- _Directions_
Pull out each line of the listing that contains the string "Settings".

=== Records to use ===

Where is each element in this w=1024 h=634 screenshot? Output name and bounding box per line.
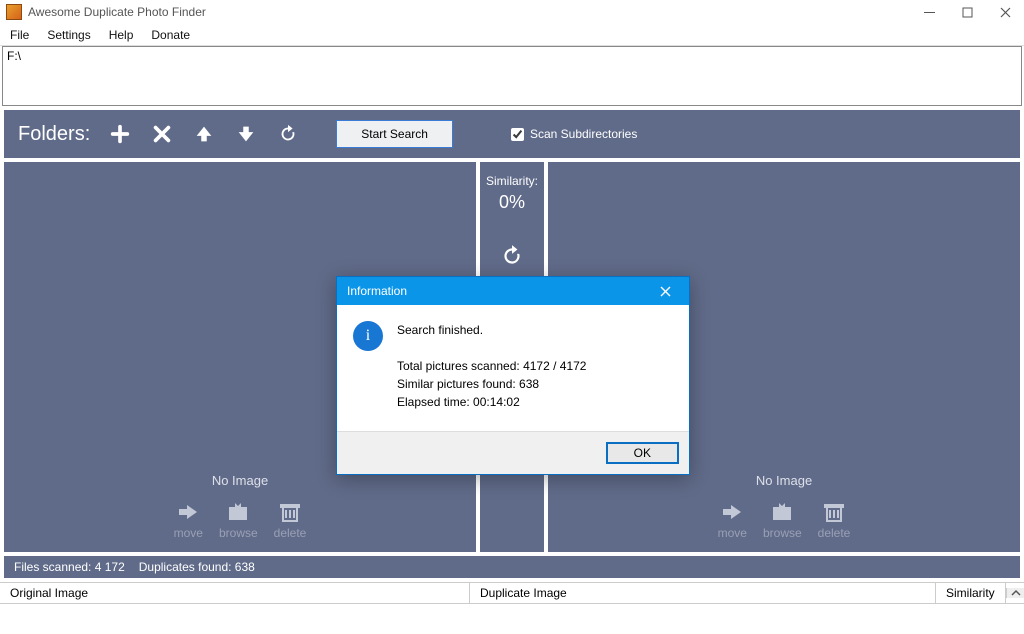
col-original[interactable]: Original Image (0, 583, 470, 603)
status-bar: Files scanned: 4 172 Duplicates found: 6… (4, 556, 1020, 578)
refresh-icon[interactable] (276, 122, 300, 146)
dialog-title: Information (347, 284, 651, 298)
dialog-line3: Similar pictures found: 638 (397, 375, 586, 393)
window-title: Awesome Duplicate Photo Finder (28, 5, 910, 19)
scan-subdirectories-label: Scan Subdirectories (530, 127, 637, 141)
dialog-line1: Search finished. (397, 321, 586, 339)
rotate-icon[interactable] (499, 243, 525, 272)
similarity-label: Similarity: (486, 174, 538, 188)
browse-left-button[interactable]: browse (219, 500, 258, 540)
no-image-right: No Image (756, 473, 812, 488)
duplicates-found: Duplicates found: 638 (139, 560, 255, 574)
dialog-message: Search finished. Total pictures scanned:… (397, 321, 586, 411)
menu-settings[interactable]: Settings (47, 28, 90, 42)
result-column-headers: Original Image Duplicate Image Similarit… (0, 582, 1024, 604)
ok-button[interactable]: OK (606, 442, 679, 464)
minimize-button[interactable] (910, 0, 948, 24)
col-similarity[interactable]: Similarity (936, 583, 1006, 603)
folders-label: Folders: (18, 123, 90, 146)
dialog-line2: Total pictures scanned: 4172 / 4172 (397, 357, 586, 375)
similarity-value: 0% (499, 192, 525, 213)
scan-subdirectories-checkbox[interactable]: Scan Subdirectories (511, 127, 637, 141)
remove-folder-icon[interactable] (150, 122, 174, 146)
move-up-icon[interactable] (192, 122, 216, 146)
dialog-close-button[interactable] (651, 277, 679, 305)
dialog-line4: Elapsed time: 00:14:02 (397, 393, 586, 411)
scroll-up-button[interactable] (1006, 588, 1024, 598)
delete-left-button[interactable]: delete (274, 500, 307, 540)
dialog-titlebar[interactable]: Information (337, 277, 689, 305)
files-scanned: Files scanned: 4 172 (14, 560, 125, 574)
menu-help[interactable]: Help (109, 28, 134, 42)
col-duplicate[interactable]: Duplicate Image (470, 583, 936, 603)
menu-bar: File Settings Help Donate (0, 24, 1024, 46)
scan-subdirectories-input[interactable] (511, 128, 524, 141)
add-folder-icon[interactable] (108, 122, 132, 146)
no-image-left: No Image (212, 473, 268, 488)
menu-donate[interactable]: Donate (151, 28, 190, 42)
move-right-button[interactable]: move (718, 500, 747, 540)
information-dialog: Information i Search finished. Total pic… (336, 276, 690, 475)
maximize-button[interactable] (948, 0, 986, 24)
start-search-button[interactable]: Start Search (336, 120, 453, 148)
browse-right-button[interactable]: browse (763, 500, 802, 540)
app-icon (6, 4, 22, 20)
menu-file[interactable]: File (10, 28, 29, 42)
title-bar: Awesome Duplicate Photo Finder (0, 0, 1024, 24)
close-button[interactable] (986, 0, 1024, 24)
move-down-icon[interactable] (234, 122, 258, 146)
delete-right-button[interactable]: delete (818, 500, 851, 540)
move-left-button[interactable]: move (174, 500, 203, 540)
folders-list[interactable]: F:\ (2, 46, 1022, 106)
info-icon: i (353, 321, 383, 351)
toolbar: Folders: Start Search Scan Subdirectorie… (4, 110, 1020, 158)
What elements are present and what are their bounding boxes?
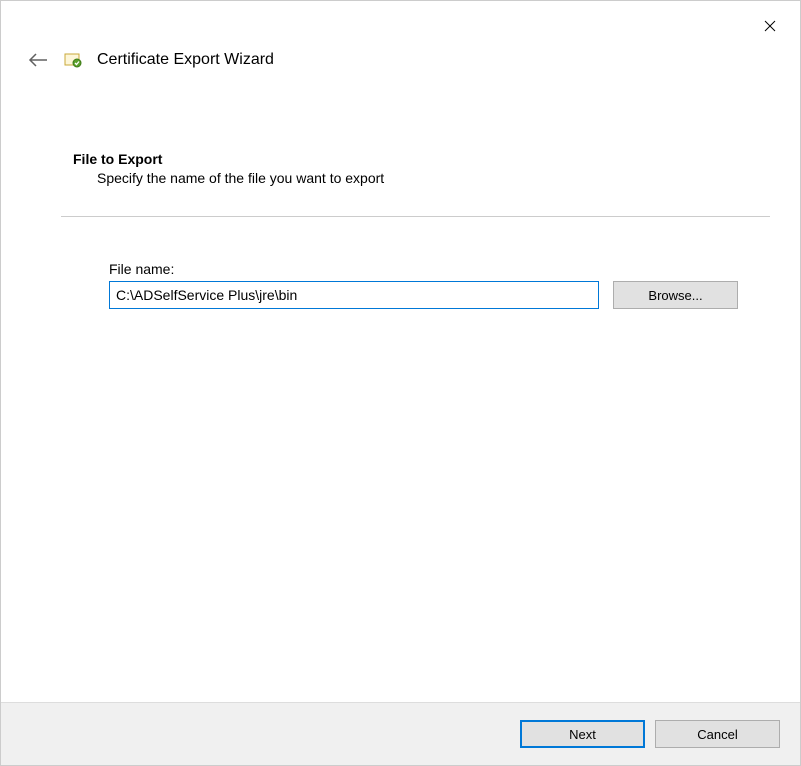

===

- _The solution_
menu-settings[interactable]: Settings (47, 28, 90, 42)
menu-bar: File Settings Help Donate (0, 24, 1024, 46)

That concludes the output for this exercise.